⟨
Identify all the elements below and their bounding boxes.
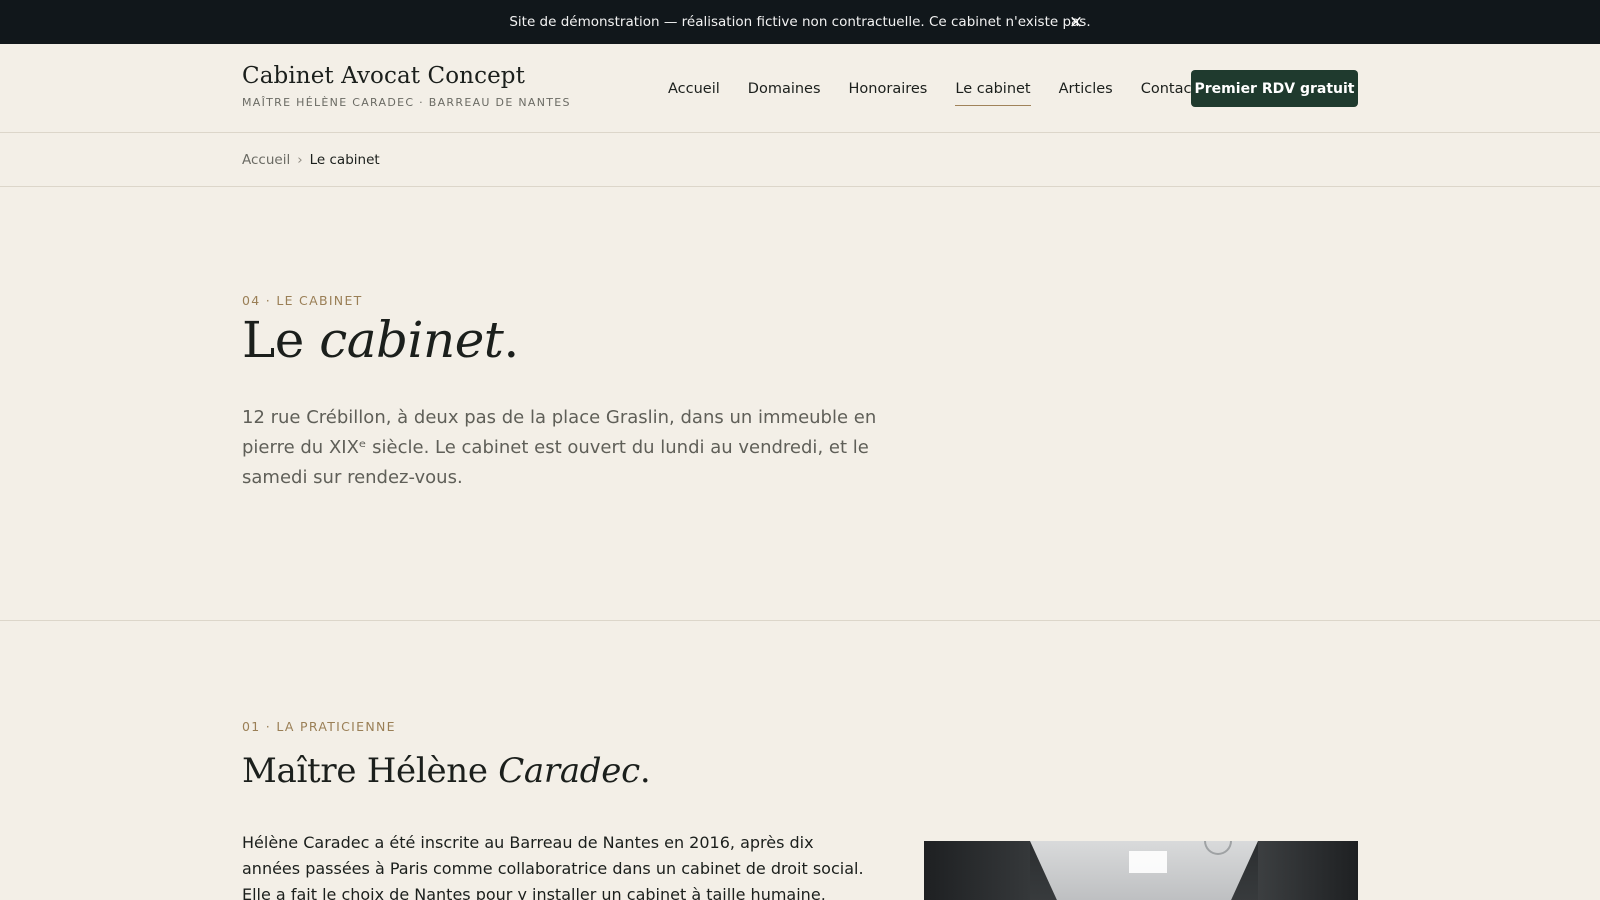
hero-lead: 12 rue Crébillon, à deux pas de la place… [242, 407, 877, 488]
demo-banner: Site de démonstration — réalisation fict… [0, 0, 1600, 44]
breadcrumb: Accueil › Le cabinet [0, 133, 1600, 187]
office-photo [924, 841, 1358, 900]
practitioner-title-italic: Caradec [498, 751, 640, 791]
premier-rdv-button[interactable]: Premier RDV gratuit [1191, 70, 1358, 107]
practitioner-title: Maître Hélène Caradec. [242, 751, 651, 791]
nav-item-domaines[interactable]: Domaines [748, 69, 821, 106]
nav-item-articles[interactable]: Articles [1059, 69, 1113, 106]
page-title: Le cabinet. [242, 311, 519, 369]
breadcrumb-separator: › [297, 151, 303, 168]
breadcrumb-current: Le cabinet [309, 151, 380, 168]
nav-item-accueil[interactable]: Accueil [668, 69, 720, 106]
practitioner-eyebrow: 01 · LA PRATICIENNE [242, 719, 396, 734]
practitioner-title-end: . [639, 751, 651, 791]
page-title-end: . [503, 311, 519, 369]
practitioner-title-plain: Maître Hélène [242, 751, 499, 791]
breadcrumb-home[interactable]: Accueil [242, 152, 290, 168]
nav-item-honoraires[interactable]: Honoraires [849, 69, 928, 106]
photo-wall-left [924, 841, 1030, 900]
hero-eyebrow: 04 · LE CABINET [242, 293, 363, 308]
page-title-plain: Le [242, 311, 320, 369]
brand-subtitle: MAÎTRE HÉLÈNE CARADEC · BARREAU DE NANTE… [242, 96, 571, 109]
practitioner-body: Hélène Caradec a été inscrite au Barreau… [242, 833, 864, 900]
brand[interactable]: Cabinet Avocat Concept MAÎTRE HÉLÈNE CAR… [242, 63, 571, 109]
brand-name[interactable]: Cabinet Avocat Concept [242, 63, 571, 89]
demo-banner-text: Site de démonstration — réalisation fict… [509, 14, 1091, 30]
photo-wall-right [1258, 841, 1358, 900]
page-title-italic: cabinet [319, 311, 504, 369]
main-nav: Accueil Domaines Honoraires Le cabinet A… [668, 69, 1225, 106]
nav-item-le-cabinet[interactable]: Le cabinet [955, 69, 1031, 106]
practitioner-section: 01 · LA PRATICIENNE Maître Hélène Carade… [0, 621, 1600, 900]
close-icon[interactable]: × [1066, 12, 1086, 32]
nav-item-contact[interactable]: Contact [1141, 69, 1197, 106]
hero-section: 04 · LE CABINET Le cabinet. 12 rue Crébi… [0, 187, 1600, 621]
site-header: Cabinet Avocat Concept MAÎTRE HÉLÈNE CAR… [0, 44, 1600, 133]
photo-ceiling-light [1129, 851, 1167, 873]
⟩
WHAT THE EXERCISE ASKS: Copy the records above line for line, without any change, and leave the pictures out of your copy.

EXPECTED OUTPUT:
Identify all the elements below and their bounding boxes.
hero-lead: 12 rue Crébillon, à deux pas de la place… [242, 407, 877, 488]
demo-banner: Site de démonstration — réalisation fict… [0, 0, 1600, 44]
breadcrumb: Accueil › Le cabinet [0, 133, 1600, 187]
office-photo [924, 841, 1358, 900]
practitioner-title-italic: Caradec [498, 751, 640, 791]
premier-rdv-button[interactable]: Premier RDV gratuit [1191, 70, 1358, 107]
practitioner-title: Maître Hélène Caradec. [242, 751, 651, 791]
nav-item-domaines[interactable]: Domaines [748, 69, 821, 106]
nav-item-articles[interactable]: Articles [1059, 69, 1113, 106]
page-title: Le cabinet. [242, 311, 519, 369]
breadcrumb-separator: › [297, 151, 303, 168]
breadcrumb-current: Le cabinet [309, 151, 380, 168]
nav-item-accueil[interactable]: Accueil [668, 69, 720, 106]
practitioner-eyebrow: 01 · LA PRATICIENNE [242, 719, 396, 734]
practitioner-title-end: . [639, 751, 651, 791]
page-title-end: . [503, 311, 519, 369]
practitioner-title-plain: Maître Hélène [242, 751, 499, 791]
breadcrumb-home[interactable]: Accueil [242, 152, 290, 168]
nav-item-honoraires[interactable]: Honoraires [849, 69, 928, 106]
photo-wall-left [924, 841, 1030, 900]
hero-eyebrow: 04 · LE CABINET [242, 293, 363, 308]
page-title-plain: Le [242, 311, 320, 369]
brand-subtitle: MAÎTRE HÉLÈNE CARADEC · BARREAU DE NANTE… [242, 96, 571, 109]
practitioner-body: Hélène Caradec a été inscrite au Barreau… [242, 833, 864, 900]
brand[interactable]: Cabinet Avocat Concept MAÎTRE HÉLÈNE CAR… [242, 63, 571, 109]
brand-name[interactable]: Cabinet Avocat Concept [242, 63, 571, 89]
demo-banner-text: Site de démonstration — réalisation fict… [509, 14, 1091, 30]
photo-wall-right [1258, 841, 1358, 900]
page-title-italic: cabinet [319, 311, 504, 369]
main-nav: Accueil Domaines Honoraires Le cabinet A… [668, 69, 1225, 106]
nav-item-le-cabinet[interactable]: Le cabinet [955, 69, 1031, 106]
practitioner-section: 01 · LA PRATICIENNE Maître Hélène Carade… [0, 621, 1600, 900]
close-icon[interactable]: × [1066, 12, 1086, 32]
nav-item-contact[interactable]: Contact [1141, 69, 1197, 106]
hero-section: 04 · LE CABINET Le cabinet. 12 rue Crébi… [0, 187, 1600, 621]
site-header: Cabinet Avocat Concept MAÎTRE HÉLÈNE CAR… [0, 44, 1600, 133]
photo-ceiling-light [1129, 851, 1167, 873]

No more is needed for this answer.